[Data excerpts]
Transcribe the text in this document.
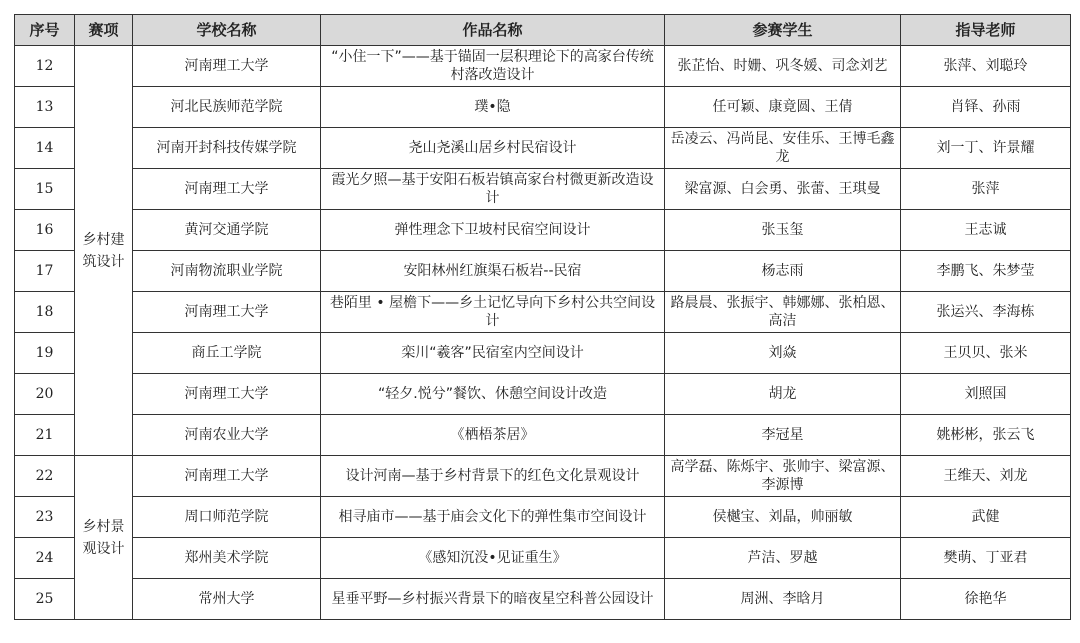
序号	赛项	学校名称	作品名称	参赛学生	指导老师
12	乡村建筑设计	河南理工大学	“小住一下”——基于锚固一层积理论下的高家台传统村落改造设计	张芷怡、时姗、巩冬媛、司念刘艺	张萍、刘聪玲
13		河北民族师范学院	璞•隐	任可颖、康竟圆、王倩	肖铎、孙雨
14		河南开封科技传媒学院	尧山尧溪山居乡村民宿设计	岳凌云、冯尚昆、安佳乐、王博毛鑫龙	刘一丁、许景耀
15		河南理工大学	霞光夕照—基于安阳石板岩镇高家台村微更新改造设计	梁富源、白会勇、张蕾、王琪曼	张萍
16		黄河交通学院	弹性理念下卫坡村民宿空间设计	张玉玺	王志诚
17		河南物流职业学院	安阳林州红旗渠石板岩--民宿	杨志雨	李鹏飞、朱梦莹
18		河南理工大学	巷陌里 • 屋檐下——乡土记忆导向下乡村公共空间设计	路晨晨、张振宇、韩娜娜、张柏恩、高洁	张运兴、李海栋
19		商丘工学院	栾川“羲客”民宿室内空间设计	刘焱	王贝贝、张米
20		河南理工大学	“轻夕.悦兮”餐饮、休憩空间设计改造	胡龙	刘照国
21		河南农业大学	《栖梧茶居》	李冠星	姚彬彬，张云飞
22	乡村景观设计	河南理工大学	设计河南—基于乡村背景下的红色文化景观设计	高学磊、陈烁宇、张帅宇、梁富源、李源博	王维天、刘龙
23		周口师范学院	相寻庙市——基于庙会文化下的弹性集市空间设计	侯樾宝、刘晶，帅丽敏	武健
24		郑州美术学院	《感知沉没•见证重生》	芦洁、罗越	樊萌、丁亚君
25		常州大学	星垂平野—乡村振兴背景下的暗夜星空科普公园设计	周洲、李晗月	徐艳华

## Required work
Without the pictures, output the full listing exactly as it stands.

## Reply to the task
Transcribe the text in this document.
序号	赛项	学校名称	作品名称	参赛学生	指导老师
12	乡村建筑设计	河南理工大学	“小住一下”——基于锚固一层积理论下的高家台传统村落改造设计	张芷怡、时姗、巩冬媛、司念刘艺	张萍、刘聪玲
13		河北民族师范学院	璞•隐	任可颖、康竟圆、王倩	肖铎、孙雨
14		河南开封科技传媒学院	尧山尧溪山居乡村民宿设计	岳凌云、冯尚昆、安佳乐、王博毛鑫龙	刘一丁、许景耀
15		河南理工大学	霞光夕照—基于安阳石板岩镇高家台村微更新改造设计	梁富源、白会勇、张蕾、王琪曼	张萍
16		黄河交通学院	弹性理念下卫坡村民宿空间设计	张玉玺	王志诚
17		河南物流职业学院	安阳林州红旗渠石板岩--民宿	杨志雨	李鹏飞、朱梦莹
18		河南理工大学	巷陌里 • 屋檐下——乡土记忆导向下乡村公共空间设计	路晨晨、张振宇、韩娜娜、张柏恩、高洁	张运兴、李海栋
19		商丘工学院	栾川“羲客”民宿室内空间设计	刘焱	王贝贝、张米
20		河南理工大学	“轻夕.悦兮”餐饮、休憩空间设计改造	胡龙	刘照国
21		河南农业大学	《栖梧茶居》	李冠星	姚彬彬，张云飞
22	乡村景观设计	河南理工大学	设计河南—基于乡村背景下的红色文化景观设计	高学磊、陈烁宇、张帅宇、梁富源、李源博	王维天、刘龙
23		周口师范学院	相寻庙市——基于庙会文化下的弹性集市空间设计	侯樾宝、刘晶，帅丽敏	武健
24		郑州美术学院	《感知沉没•见证重生》	芦洁、罗越	樊萌、丁亚君
25		常州大学	星垂平野—乡村振兴背景下的暗夜星空科普公园设计	周洲、李晗月	徐艳华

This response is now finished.